* [Data lines]:

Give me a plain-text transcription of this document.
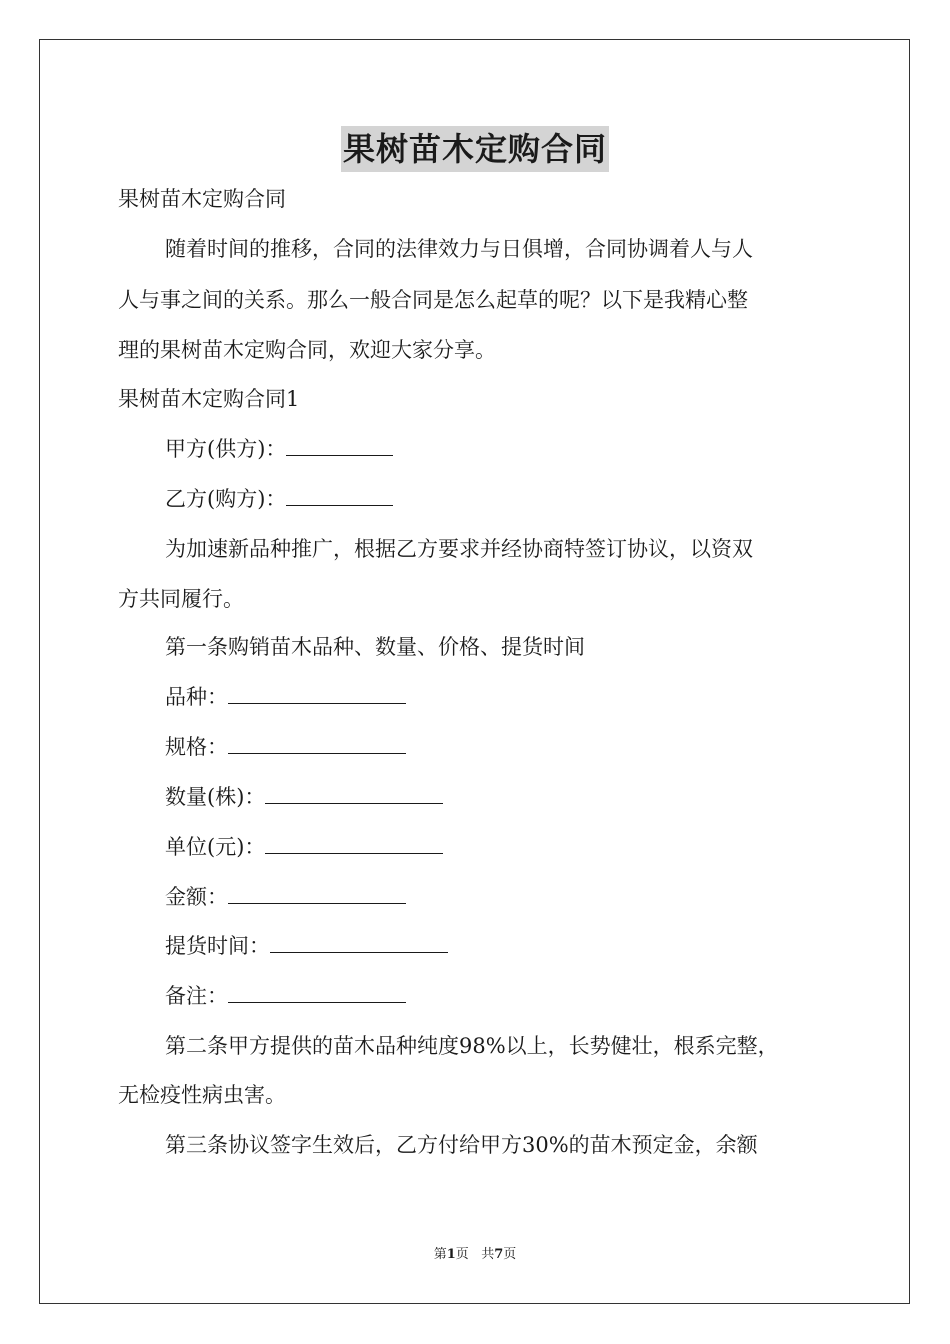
果树苗木定购合同
果树苗木定购合同
随着时间的推移，合同的法律效力与日俱增，合同协调着人与人
人与事之间的关系。那么一般合同是怎么起草的呢？以下是我精心整
理的果树苗木定购合同，欢迎大家分享。
果树苗木定购合同1
甲方(供方)：
乙方(购方)：
为加速新品种推广，根据乙方要求并经协商特签订协议，以资双
方共同履行。
第一条购销苗木品种、数量、价格、提货时间
品种：
规格：
数量(株)：
单位(元)：
金额：
提货时间：
备注：
第二条甲方提供的苗木品种纯度98%以上，长势健壮，根系完整，
无检疫性病虫害。
第三条协议签字生效后，乙方付给甲方30%的苗木预定金，余额
第1页 共7页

* [Set task]: Write the entries above out in full, exactly, with no images.

* [Task answer]:
Give me a plain-text transcription of this document.
果树苗木定购合同
果树苗木定购合同
随着时间的推移，合同的法律效力与日俱增，合同协调着人与人
人与事之间的关系。那么一般合同是怎么起草的呢？以下是我精心整
理的果树苗木定购合同，欢迎大家分享。
果树苗木定购合同1
甲方(供方)：
乙方(购方)：
为加速新品种推广，根据乙方要求并经协商特签订协议，以资双
方共同履行。
第一条购销苗木品种、数量、价格、提货时间
品种：
规格：
数量(株)：
单位(元)：
金额：
提货时间：
备注：
第二条甲方提供的苗木品种纯度98%以上，长势健壮，根系完整，
无检疫性病虫害。
第三条协议签字生效后，乙方付给甲方30%的苗木预定金，余额
第1页 共7页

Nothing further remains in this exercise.